• ZIEL DER AUFGABE: Schreibe den Text über Rechte im Strafrecht im Anschluss an seinen letzten Satz weiter.

• TEXTAUSZUG:
━━━
Rechte im Strafrecht

Rechte im Strafrecht

Das Projekt Rights in Criminal Law will aus interdisziplinärer Perspektive neue Antworten auf zwei Zentralfragen der Strafrechtsphilosophie geben: Wem geschieht Unrecht, wenn Straftaten begangen werden? Und warum? – Nach gängiger Auffassung in der deutschsprachigen wie auch anglo-amerikanischen Wissenschaft spielt sich Kriminalunrecht im Verhältnis von Staat und Bürger ab: Die Einhaltung strafrechtlicher Pflichten (bspw. des Tö­tungs­verbots) ist nicht den durch das Strafrecht geschützten Personen geschuldet, sondern dem Staat, der Straf­ge­set­ze erlässt. Die Strafrechtstheorie sieht den Einzelnen also nicht als Inhaber normativer Ansprüche, sondern als bloßen Nutznießer staatlicher Strafvorschriften. Entsprechend geschieht im Falle einer Pflichtverletzung – nor­ma­tiv betrachtet – auch nicht dem faktisch verletzten Opfer Unrecht, sondern der staatlich verfassten Rechts­ge­mein­schaft.
Diese „normative Rechtlosigkeit“ des Individuums im Strafrecht ist im vorherrschenden Paradigma insbesondere auf zwei Gründe zurückzuführen: 1) Erstens ein Bekenntnis zum Harm-Principle bzw. zu theoretischen Äqui­va­len­ten wie der im deutschsprachigen Raum vertretenen Rechtsgutslehre als Leitprinzipien für die Kriminalisierung von Verhaltensweisen. Denn nach diesen Prinzipien darf individuelle Freiheit nur dann strafrechtlich eingeschränkt werden, wenn dies zur Abwendung von Schäden bzw. Verletzungen rechtlich wertvoller Gütern anderer Personen erforderlich ist. Dabei führen sie jedoch die moralische Bedeutung eines Schadens nicht auf eine Verletzung der normativen Stellung einer Person zurück, die mit intersubjektiven Ansprüchen ausgestattet ist. 2) Zweitens ein theoretisches Verständnis von Rechten, das zu einem großen Teil von einer engen Auslegung der sog. Willens­theo­rie subjektiver Rechte geprägt ist, die davon ausgeht, dass Rechtsinhaber die rechtliche Befugnis besitzen müssen, eine Entschädigung für die Verletzung der Pflichten zu verlangen. Da Opfern von Straftaten angesichts des weitgehenden Anklagemonopols der Staatsanwaltschaft diese Befugnis fehlt, können sie nach dieser Ansicht nicht als Rechteinhaber angesehen werden.
━━━
• DATENAUSZUG:

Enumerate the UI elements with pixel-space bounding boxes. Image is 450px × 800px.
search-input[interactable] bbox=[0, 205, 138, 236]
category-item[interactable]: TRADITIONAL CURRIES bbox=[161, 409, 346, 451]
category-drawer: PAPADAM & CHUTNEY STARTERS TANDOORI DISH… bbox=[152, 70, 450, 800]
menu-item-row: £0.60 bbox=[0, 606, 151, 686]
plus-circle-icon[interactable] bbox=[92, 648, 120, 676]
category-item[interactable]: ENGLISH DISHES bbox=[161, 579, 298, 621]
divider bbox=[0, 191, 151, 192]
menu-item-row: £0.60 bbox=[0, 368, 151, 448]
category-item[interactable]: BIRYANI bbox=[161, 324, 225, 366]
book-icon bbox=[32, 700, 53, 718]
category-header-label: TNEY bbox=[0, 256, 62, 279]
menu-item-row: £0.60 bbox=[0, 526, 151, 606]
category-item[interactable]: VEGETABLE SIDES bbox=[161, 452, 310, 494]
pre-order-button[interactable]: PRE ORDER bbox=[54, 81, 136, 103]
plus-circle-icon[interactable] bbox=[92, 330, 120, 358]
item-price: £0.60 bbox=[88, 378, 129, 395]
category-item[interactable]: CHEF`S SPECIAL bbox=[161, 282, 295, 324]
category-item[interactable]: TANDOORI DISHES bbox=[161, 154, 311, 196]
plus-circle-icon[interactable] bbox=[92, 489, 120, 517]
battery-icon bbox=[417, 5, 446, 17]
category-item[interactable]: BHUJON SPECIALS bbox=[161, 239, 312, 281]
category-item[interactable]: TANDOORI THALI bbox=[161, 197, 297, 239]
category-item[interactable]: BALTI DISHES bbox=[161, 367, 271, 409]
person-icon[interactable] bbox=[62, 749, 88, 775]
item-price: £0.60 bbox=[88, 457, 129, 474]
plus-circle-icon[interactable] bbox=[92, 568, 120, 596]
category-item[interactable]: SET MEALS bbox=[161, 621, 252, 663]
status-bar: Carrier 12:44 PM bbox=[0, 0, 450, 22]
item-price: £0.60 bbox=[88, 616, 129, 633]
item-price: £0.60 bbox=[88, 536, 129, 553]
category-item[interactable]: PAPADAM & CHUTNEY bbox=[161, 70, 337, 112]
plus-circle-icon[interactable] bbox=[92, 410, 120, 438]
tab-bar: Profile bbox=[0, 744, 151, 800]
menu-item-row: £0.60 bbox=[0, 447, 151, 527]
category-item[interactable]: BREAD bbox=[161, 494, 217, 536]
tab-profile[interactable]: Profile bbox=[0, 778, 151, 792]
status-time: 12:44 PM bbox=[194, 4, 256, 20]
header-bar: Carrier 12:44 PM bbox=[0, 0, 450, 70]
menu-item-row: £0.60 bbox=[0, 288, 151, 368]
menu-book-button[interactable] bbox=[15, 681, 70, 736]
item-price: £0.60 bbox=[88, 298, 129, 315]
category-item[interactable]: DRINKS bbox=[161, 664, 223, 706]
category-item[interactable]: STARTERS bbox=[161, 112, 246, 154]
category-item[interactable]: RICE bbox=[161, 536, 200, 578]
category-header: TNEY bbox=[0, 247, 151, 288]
━━━
• ERGEBNIS DER AUFGABE:
Umgekehrt sprechen gewichtige Argumente dafür, subjektiven Rechten eine zentrale strafrechtliche Bedeutung einzuräumen: So lässt sich im Strafrecht auf deskriptiver Ebene mit einem rechtebasierten Ansatz die moralische wie rechtliche Bedeutung individueller Zustimmung deutlich besser erklären. Gleiches gilt für neue Elemente der Strafverfolgung (z. B. prozessuale Opferrechte) und der Strafe (z. B. Wiedergutmachung und restaurative Gerech­tig­keit). Und auf normativer Ebene bietet ein rechtebasierter Ansatz ein alternatives Prinzip für die Krimina­li­sie­rung von Verhaltensweisen, das die moralische Bedeutung von Verbrechen auf die Verletzung der individuellen Autonomie zurückführt. Verbrechen als individuelle Rechtsverletzung zu begreifen, weist damit der normativen Stellung einer Person erstmals eine zentrale Erklärungsfunktion in der Strafrechtslehre zu.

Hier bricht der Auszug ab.